** Set task **
Provide nothing but the number of lines containing the string "circle".

** Source records **

<<<<

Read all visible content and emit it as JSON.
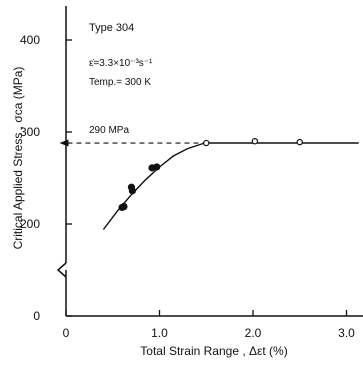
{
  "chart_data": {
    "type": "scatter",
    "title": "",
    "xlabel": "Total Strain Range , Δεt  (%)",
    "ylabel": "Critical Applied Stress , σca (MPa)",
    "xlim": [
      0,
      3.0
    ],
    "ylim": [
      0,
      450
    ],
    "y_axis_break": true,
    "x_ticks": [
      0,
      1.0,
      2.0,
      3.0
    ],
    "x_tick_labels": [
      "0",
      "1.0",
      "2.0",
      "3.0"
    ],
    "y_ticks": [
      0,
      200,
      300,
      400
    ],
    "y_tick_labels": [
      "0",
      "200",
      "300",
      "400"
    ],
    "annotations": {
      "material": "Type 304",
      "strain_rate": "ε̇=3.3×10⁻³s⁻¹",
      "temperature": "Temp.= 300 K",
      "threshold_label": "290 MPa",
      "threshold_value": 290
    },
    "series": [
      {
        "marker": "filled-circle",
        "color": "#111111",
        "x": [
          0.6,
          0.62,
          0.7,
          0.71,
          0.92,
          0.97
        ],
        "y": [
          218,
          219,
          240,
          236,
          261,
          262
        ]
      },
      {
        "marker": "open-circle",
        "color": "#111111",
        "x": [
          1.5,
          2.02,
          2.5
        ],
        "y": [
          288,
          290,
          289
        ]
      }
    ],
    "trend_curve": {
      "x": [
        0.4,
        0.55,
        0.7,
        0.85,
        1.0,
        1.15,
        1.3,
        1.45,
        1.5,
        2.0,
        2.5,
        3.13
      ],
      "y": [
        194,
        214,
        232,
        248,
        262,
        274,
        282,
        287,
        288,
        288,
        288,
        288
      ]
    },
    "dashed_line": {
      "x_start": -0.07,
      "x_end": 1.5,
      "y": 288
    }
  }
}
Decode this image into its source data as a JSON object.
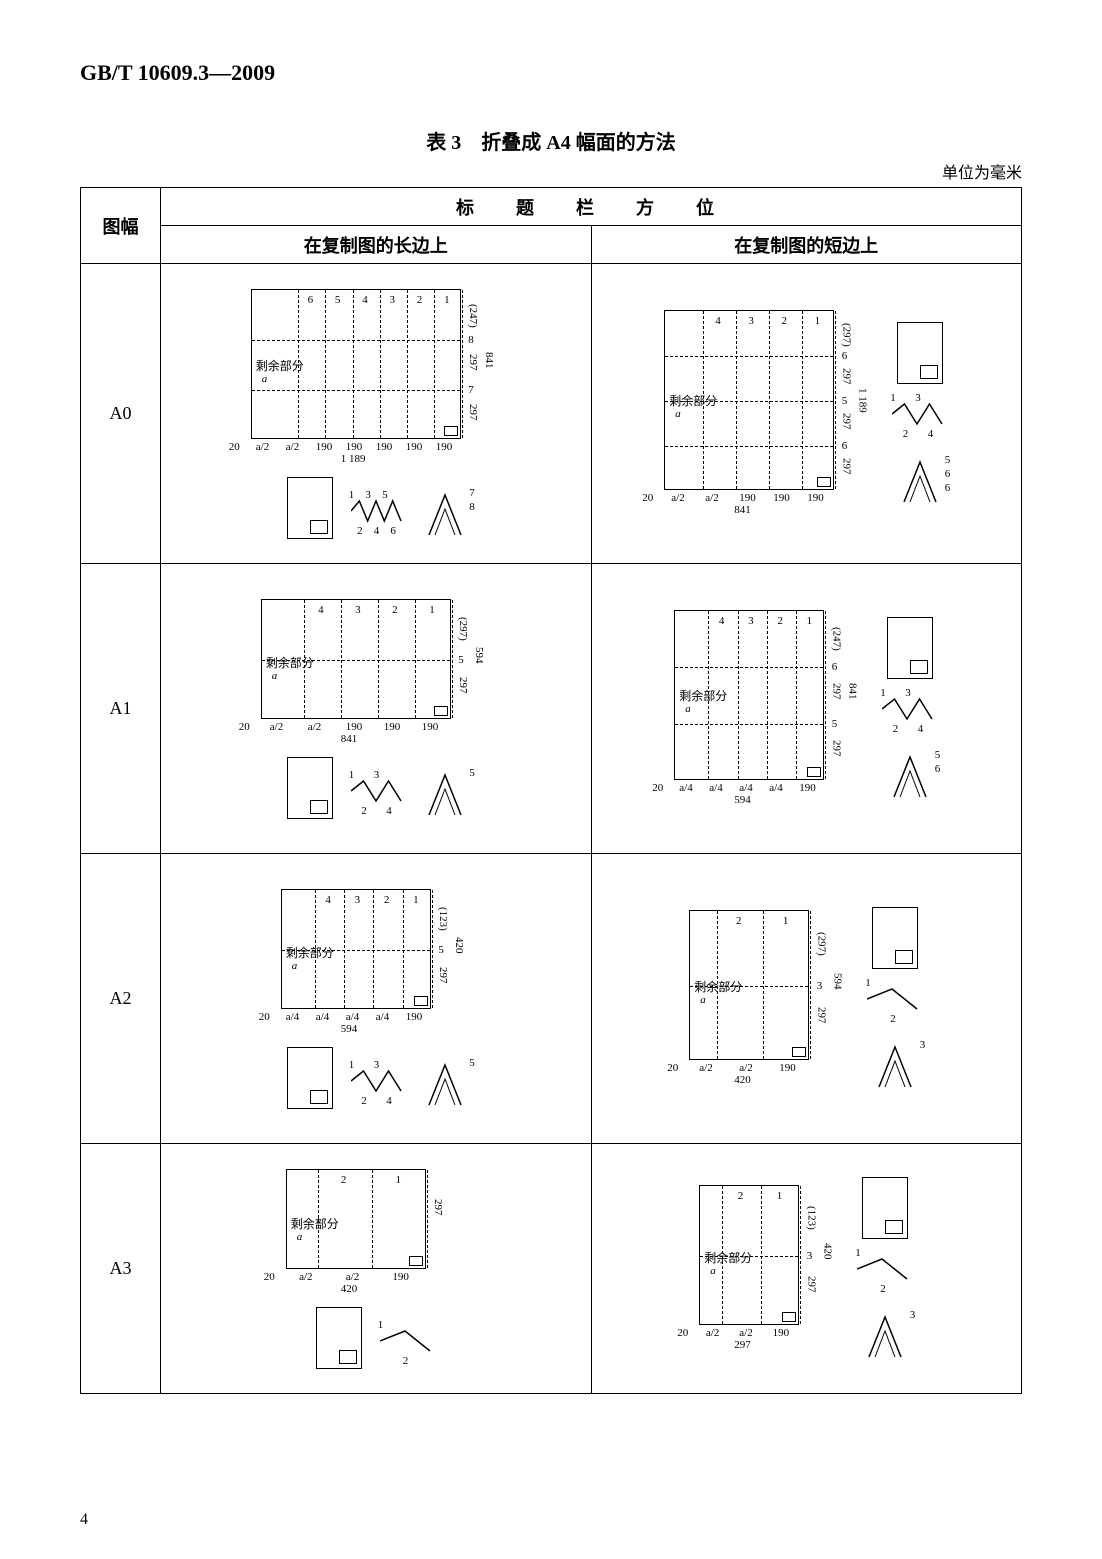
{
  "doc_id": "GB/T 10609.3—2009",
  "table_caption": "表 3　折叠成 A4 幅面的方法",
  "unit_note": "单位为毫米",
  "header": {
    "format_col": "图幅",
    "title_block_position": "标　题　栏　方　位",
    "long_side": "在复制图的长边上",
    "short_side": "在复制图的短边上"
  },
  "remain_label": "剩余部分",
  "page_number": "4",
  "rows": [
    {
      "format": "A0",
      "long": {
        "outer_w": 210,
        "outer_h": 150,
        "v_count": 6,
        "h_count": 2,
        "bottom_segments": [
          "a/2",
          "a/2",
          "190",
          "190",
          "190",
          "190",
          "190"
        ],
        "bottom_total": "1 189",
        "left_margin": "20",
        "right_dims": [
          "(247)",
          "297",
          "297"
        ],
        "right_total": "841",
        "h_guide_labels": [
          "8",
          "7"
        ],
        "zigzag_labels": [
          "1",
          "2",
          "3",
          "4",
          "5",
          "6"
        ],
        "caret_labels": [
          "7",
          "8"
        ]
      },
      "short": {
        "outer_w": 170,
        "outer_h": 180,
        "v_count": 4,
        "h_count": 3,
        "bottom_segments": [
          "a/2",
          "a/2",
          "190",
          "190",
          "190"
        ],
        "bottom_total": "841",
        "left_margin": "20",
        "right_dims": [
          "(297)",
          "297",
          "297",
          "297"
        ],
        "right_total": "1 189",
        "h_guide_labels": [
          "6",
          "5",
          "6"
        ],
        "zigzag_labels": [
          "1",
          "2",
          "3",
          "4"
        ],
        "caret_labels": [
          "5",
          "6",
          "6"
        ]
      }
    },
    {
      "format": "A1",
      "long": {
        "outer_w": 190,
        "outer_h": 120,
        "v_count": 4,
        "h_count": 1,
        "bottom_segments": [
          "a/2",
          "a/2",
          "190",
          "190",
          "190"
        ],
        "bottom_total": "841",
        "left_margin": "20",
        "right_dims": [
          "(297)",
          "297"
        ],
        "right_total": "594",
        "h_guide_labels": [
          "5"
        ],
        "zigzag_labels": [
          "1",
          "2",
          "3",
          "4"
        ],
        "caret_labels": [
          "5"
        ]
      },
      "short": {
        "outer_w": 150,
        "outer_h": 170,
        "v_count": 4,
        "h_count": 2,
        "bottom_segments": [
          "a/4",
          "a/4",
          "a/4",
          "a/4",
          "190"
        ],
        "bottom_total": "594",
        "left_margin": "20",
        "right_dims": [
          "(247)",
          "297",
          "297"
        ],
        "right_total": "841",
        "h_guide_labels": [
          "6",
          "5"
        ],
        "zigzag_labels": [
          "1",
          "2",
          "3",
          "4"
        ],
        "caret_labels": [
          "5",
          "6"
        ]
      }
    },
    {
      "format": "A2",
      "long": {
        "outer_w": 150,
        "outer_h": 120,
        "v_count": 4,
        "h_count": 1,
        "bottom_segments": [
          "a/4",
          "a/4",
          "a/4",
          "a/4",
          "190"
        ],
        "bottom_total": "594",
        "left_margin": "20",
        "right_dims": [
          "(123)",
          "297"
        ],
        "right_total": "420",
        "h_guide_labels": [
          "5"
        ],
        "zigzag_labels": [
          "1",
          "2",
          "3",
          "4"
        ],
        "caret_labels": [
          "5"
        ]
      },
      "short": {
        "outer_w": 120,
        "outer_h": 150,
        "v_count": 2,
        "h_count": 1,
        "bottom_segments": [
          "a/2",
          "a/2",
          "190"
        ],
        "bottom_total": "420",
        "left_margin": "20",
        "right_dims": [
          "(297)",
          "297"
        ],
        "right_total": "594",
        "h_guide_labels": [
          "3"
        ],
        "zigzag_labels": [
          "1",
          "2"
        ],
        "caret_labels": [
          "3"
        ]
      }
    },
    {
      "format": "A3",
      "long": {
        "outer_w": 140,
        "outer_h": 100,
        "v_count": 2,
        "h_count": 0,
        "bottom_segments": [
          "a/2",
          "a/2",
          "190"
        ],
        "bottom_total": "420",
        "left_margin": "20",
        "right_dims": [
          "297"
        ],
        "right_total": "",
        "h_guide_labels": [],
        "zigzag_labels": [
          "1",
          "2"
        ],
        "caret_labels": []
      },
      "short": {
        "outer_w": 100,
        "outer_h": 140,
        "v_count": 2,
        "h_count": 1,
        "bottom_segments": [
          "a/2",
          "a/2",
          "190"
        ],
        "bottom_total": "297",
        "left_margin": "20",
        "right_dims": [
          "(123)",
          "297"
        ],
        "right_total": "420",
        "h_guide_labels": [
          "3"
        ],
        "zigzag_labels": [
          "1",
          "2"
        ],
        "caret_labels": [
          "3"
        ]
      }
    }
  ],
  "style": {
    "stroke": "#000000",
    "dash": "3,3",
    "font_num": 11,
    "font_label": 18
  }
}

>>>>

** Answer to the problem **
2